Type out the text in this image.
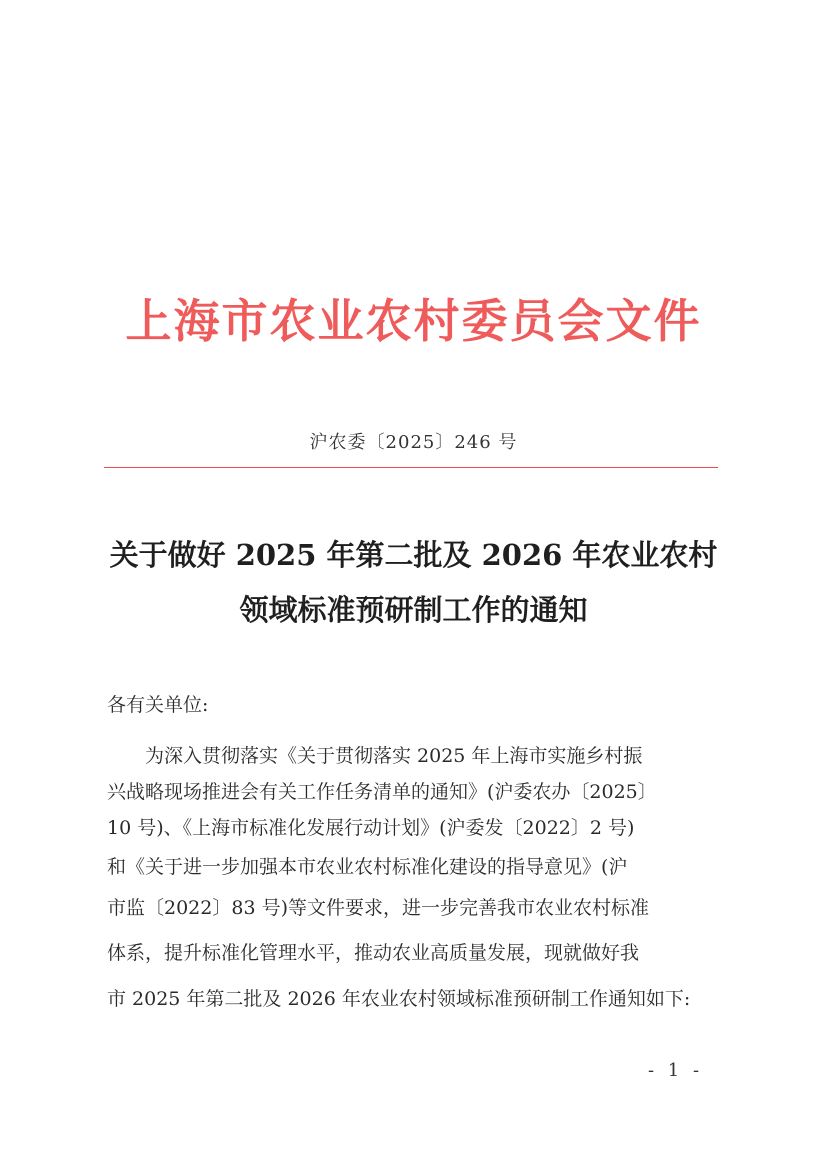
上海市农业农村委员会文件
沪农委〔2025〕246 号
关于做好 2025 年第二批及 2026 年农业农村
领域标准预研制工作的通知
各有关单位:
为深入贯彻落实《关于贯彻落实 2025 年上海市实施乡村振
兴战略现场推进会有关工作任务清单的通知》(沪委农办〔2025〕
10 号)、《上海市标准化发展行动计划》(沪委发〔2022〕2 号)
和《关于进一步加强本市农业农村标准化建设的指导意见》(沪
市监〔2022〕83 号)等文件要求，进一步完善我市农业农村标准
体系，提升标准化管理水平，推动农业高质量发展，现就做好我
市 2025 年第二批及 2026 年农业农村领域标准预研制工作通知如下:
- 1 -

****

WHAT IS NEEDED: Pick out, from the lines above, every one that contains the string "年第二批及".

CORRECT RESULT:
关于做好 2025 年第二批及 2026 年农业农村
市 2025 年第二批及 2026 年农业农村领域标准预研制工作通知如下:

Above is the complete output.